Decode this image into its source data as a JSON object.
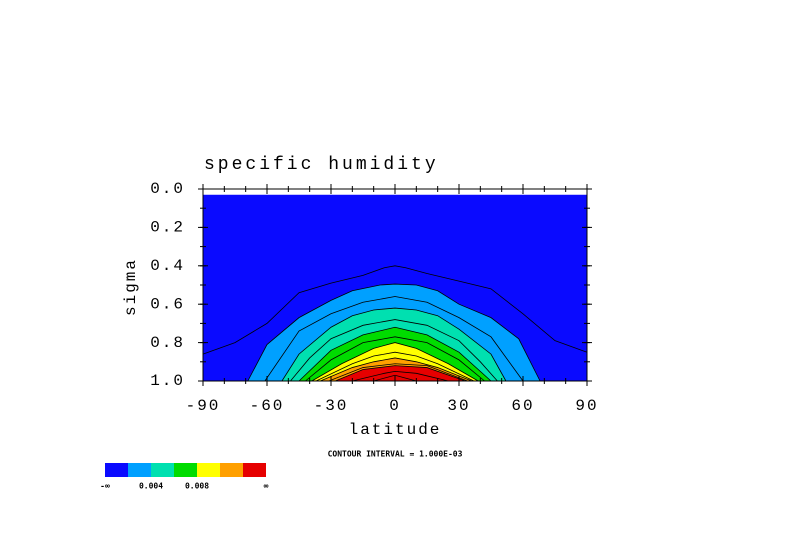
{
  "chart_data": {
    "type": "contour",
    "title": "specific humidity",
    "xlabel": "latitude",
    "ylabel": "sigma",
    "annotation": "CONTOUR INTERVAL = 1.000E-03",
    "xlim": [
      -90,
      90
    ],
    "xticks": [
      -90,
      -60,
      -30,
      0,
      30,
      60,
      90
    ],
    "x_minor_step": 10,
    "ylim": [
      0,
      1
    ],
    "y_inverted": true,
    "yticks": [
      {
        "value": 0,
        "label": "0.0"
      },
      0.2,
      0.4,
      0.6,
      0.8,
      {
        "value": 1,
        "label": "1.0"
      }
    ],
    "y_minor_step": 0.1,
    "field_ylim": [
      0.03,
      1
    ],
    "shade_levels": [
      0.002,
      0.004,
      0.006,
      0.008,
      0.01,
      0.012
    ],
    "shade_colors": [
      "#0a0aff",
      "#00a0ff",
      "#00e0b0",
      "#00dc00",
      "#ffff00",
      "#ffa000",
      "#e60000"
    ],
    "colorbar_low_label": "-∞",
    "colorbar_high_label": "∞",
    "colorbar_ticks": [
      0.004,
      0.008
    ],
    "contours": [
      {
        "level": 0.001,
        "lat": [
          -90,
          -75,
          -60,
          -45,
          -30,
          -15,
          -5,
          0,
          5,
          15,
          30,
          45,
          60,
          75,
          90
        ],
        "sigma": [
          0.86,
          0.8,
          0.7,
          0.54,
          0.49,
          0.45,
          0.41,
          0.4,
          0.41,
          0.44,
          0.48,
          0.52,
          0.65,
          0.79,
          0.85
        ]
      },
      {
        "level": 0.002,
        "lat": [
          -69,
          -60,
          -45,
          -30,
          -20,
          -7,
          0,
          10,
          20,
          30,
          45,
          58,
          68
        ],
        "sigma": [
          1,
          0.81,
          0.67,
          0.58,
          0.53,
          0.5,
          0.495,
          0.5,
          0.53,
          0.6,
          0.67,
          0.78,
          1
        ]
      },
      {
        "level": 0.003,
        "lat": [
          -61,
          -45,
          -30,
          -15,
          0,
          15,
          30,
          45,
          60
        ],
        "sigma": [
          1,
          0.74,
          0.65,
          0.59,
          0.56,
          0.59,
          0.67,
          0.77,
          1
        ]
      },
      {
        "level": 0.004,
        "lat": [
          -53,
          -45,
          -30,
          -20,
          -10,
          0,
          10,
          20,
          30,
          45,
          52
        ],
        "sigma": [
          1,
          0.86,
          0.72,
          0.66,
          0.63,
          0.62,
          0.63,
          0.66,
          0.73,
          0.86,
          1
        ]
      },
      {
        "level": 0.005,
        "lat": [
          -49,
          -40,
          -30,
          -15,
          0,
          15,
          30,
          40,
          48
        ],
        "sigma": [
          1,
          0.88,
          0.78,
          0.71,
          0.68,
          0.71,
          0.79,
          0.9,
          1
        ]
      },
      {
        "level": 0.006,
        "lat": [
          -45,
          -30,
          -15,
          0,
          15,
          30,
          45
        ],
        "sigma": [
          1,
          0.84,
          0.76,
          0.72,
          0.76,
          0.85,
          1
        ]
      },
      {
        "level": 0.007,
        "lat": [
          -42,
          -30,
          -15,
          0,
          15,
          30,
          42
        ],
        "sigma": [
          1,
          0.89,
          0.8,
          0.77,
          0.8,
          0.89,
          1
        ]
      },
      {
        "level": 0.008,
        "lat": [
          -39,
          -25,
          -10,
          0,
          10,
          25,
          39
        ],
        "sigma": [
          1,
          0.91,
          0.83,
          0.8,
          0.83,
          0.91,
          1
        ]
      },
      {
        "level": 0.009,
        "lat": [
          -37,
          -20,
          -10,
          0,
          10,
          20,
          37
        ],
        "sigma": [
          1,
          0.91,
          0.87,
          0.85,
          0.87,
          0.91,
          1
        ]
      },
      {
        "level": 0.01,
        "lat": [
          -35,
          -20,
          -10,
          0,
          10,
          20,
          36
        ],
        "sigma": [
          1,
          0.93,
          0.9,
          0.88,
          0.9,
          0.93,
          1
        ]
      },
      {
        "level": 0.011,
        "lat": [
          -31,
          -15,
          0,
          15,
          34
        ],
        "sigma": [
          1,
          0.93,
          0.91,
          0.92,
          1
        ]
      },
      {
        "level": 0.012,
        "lat": [
          -28,
          -15,
          0,
          15,
          33
        ],
        "sigma": [
          1,
          0.94,
          0.92,
          0.93,
          1
        ]
      },
      {
        "level": 0.013,
        "lat": [
          -20,
          -5,
          0,
          10,
          25
        ],
        "sigma": [
          1,
          0.96,
          0.95,
          0.96,
          1
        ]
      },
      {
        "level": 0.014,
        "lat": [
          -10,
          0,
          10
        ],
        "sigma": [
          1,
          0.97,
          1
        ]
      }
    ]
  }
}
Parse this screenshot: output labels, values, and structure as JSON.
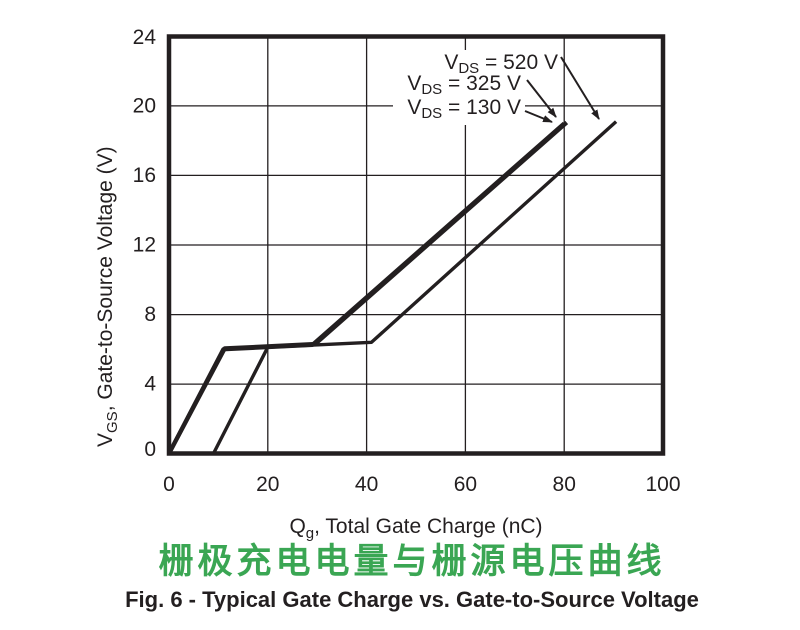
{
  "figure": {
    "title_cn": "栅极充电电量与栅源电压曲线",
    "caption": "Fig. 6 - Typical Gate Charge vs. Gate-to-Source Voltage"
  },
  "colors": {
    "line": "#231f20",
    "title_green": "#3aa653",
    "background": "#ffffff"
  },
  "chart_data": {
    "type": "line",
    "title": "",
    "xlabel": {
      "main": "Q",
      "sub": "g",
      "rest": ", Total Gate Charge (nC)"
    },
    "ylabel": {
      "main": "V",
      "sub": "GS",
      "rest": ", Gate-to-Source Voltage (V)"
    },
    "xlim": [
      0,
      100
    ],
    "ylim": [
      0,
      24
    ],
    "grid": true,
    "xticks": {
      "values": [
        0,
        20,
        40,
        60,
        80,
        100
      ],
      "labels": [
        "0",
        "20",
        "40",
        "60",
        "80",
        "100"
      ]
    },
    "yticks": {
      "values": [
        24,
        20,
        16,
        12,
        8,
        4,
        0
      ],
      "labels": [
        "24",
        "20",
        "16",
        "12",
        "8",
        "4",
        "0"
      ]
    },
    "series": [
      {
        "name": "V_DS = 130 V",
        "stroke_width": 4.2,
        "points": [
          [
            0,
            0
          ],
          [
            11,
            6.0
          ],
          [
            29,
            6.25
          ],
          [
            80,
            19.0
          ]
        ]
      },
      {
        "name": "V_DS = 325 V",
        "stroke_width": 4.2,
        "points": [
          [
            0,
            0
          ],
          [
            11.3,
            6.05
          ],
          [
            29.6,
            6.3
          ],
          [
            80.5,
            19.05
          ]
        ]
      },
      {
        "name": "V_DS = 520 V",
        "stroke_width": 3.4,
        "points": [
          [
            9,
            0
          ],
          [
            20,
            6.12
          ],
          [
            41,
            6.4
          ],
          [
            90.5,
            19.1
          ]
        ]
      }
    ],
    "annotations": [
      {
        "v": "V",
        "sub": "DS",
        "rest": " = 520 V"
      },
      {
        "v": "V",
        "sub": "DS",
        "rest": " = 325 V"
      },
      {
        "v": "V",
        "sub": "DS",
        "rest": " = 130 V"
      }
    ]
  }
}
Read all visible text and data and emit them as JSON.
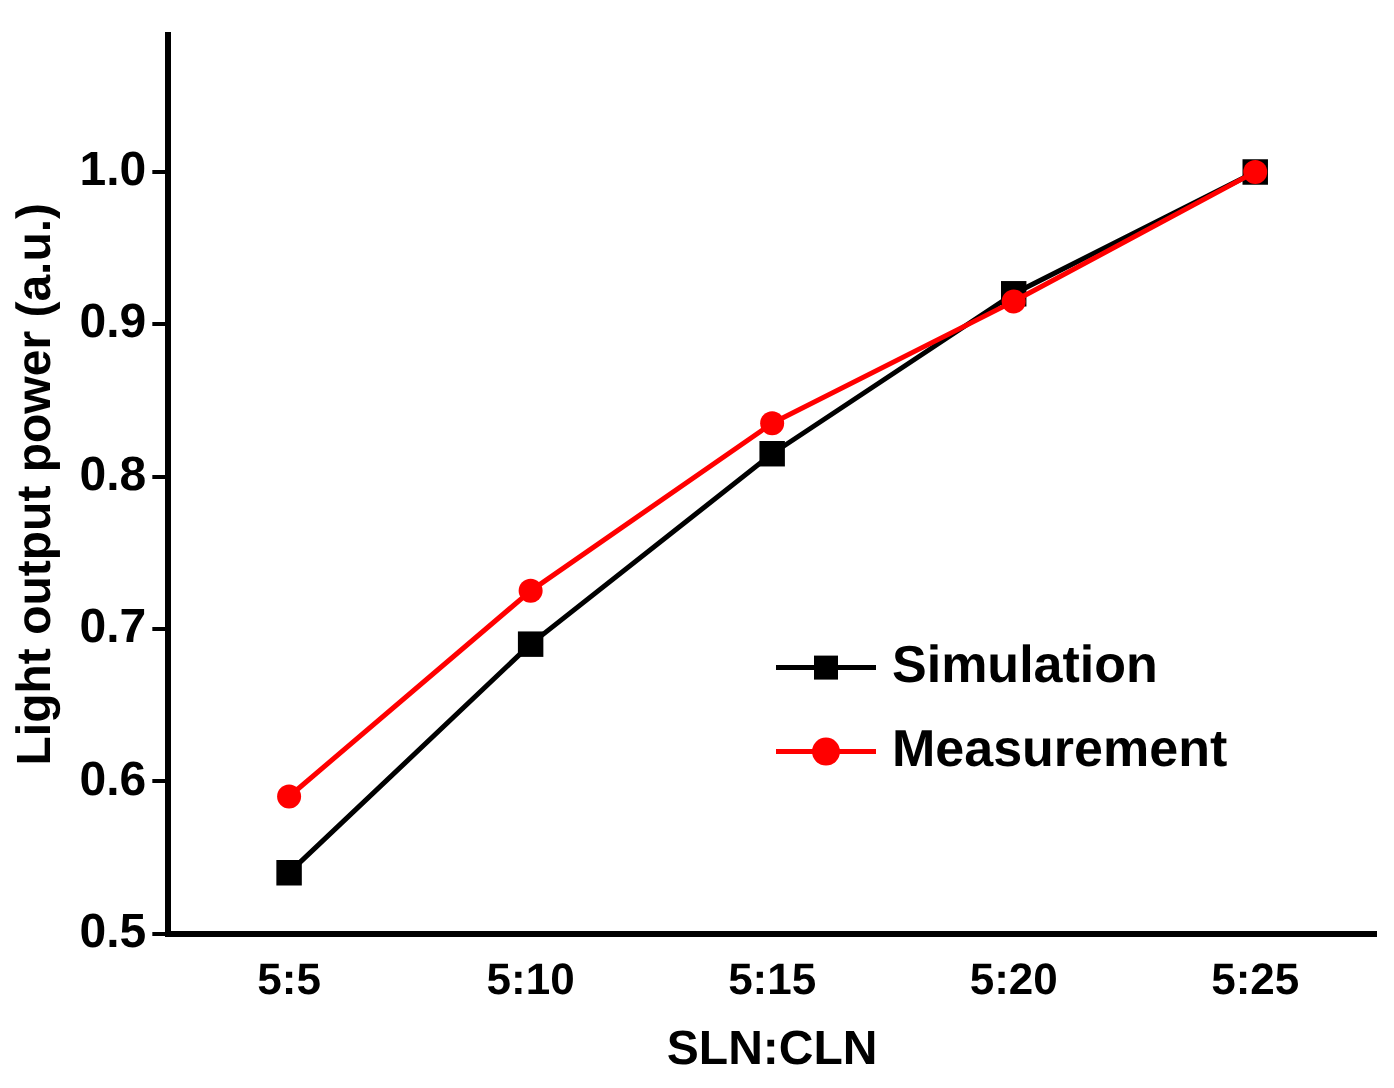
{
  "chart_data": {
    "type": "line",
    "xlabel": "SLN:CLN",
    "ylabel": "Light output power (a.u.)",
    "categories": [
      "5:5",
      "5:10",
      "5:15",
      "5:20",
      "5:25"
    ],
    "series": [
      {
        "name": "Simulation",
        "color": "#000000",
        "marker": "square",
        "values": [
          0.54,
          0.69,
          0.815,
          0.92,
          1.0
        ]
      },
      {
        "name": "Measurement",
        "color": "#ff0000",
        "marker": "circle",
        "values": [
          0.59,
          0.725,
          0.835,
          0.915,
          1.0
        ]
      }
    ],
    "ylim": [
      0.5,
      1.09
    ],
    "yticks": [
      0.5,
      0.6,
      0.7,
      0.8,
      0.9,
      {
        "value": 1,
        "label": "1.0"
      }
    ],
    "grid": false,
    "legend": "bottom right",
    "line_style": "solid"
  }
}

┄┄┄┄┄┄┄┄┄┄┄┄┄┄┄┄┄┄┄┄

[AIM] Copy all the lines above that hold the string "Voltage".

[CORRECT ANSWER]
    "caption": "Fig. 6 - Typical Gate Charge vs. Gate-to-Source Voltage"
      "rest": ", Gate-to-Source Voltage (V)"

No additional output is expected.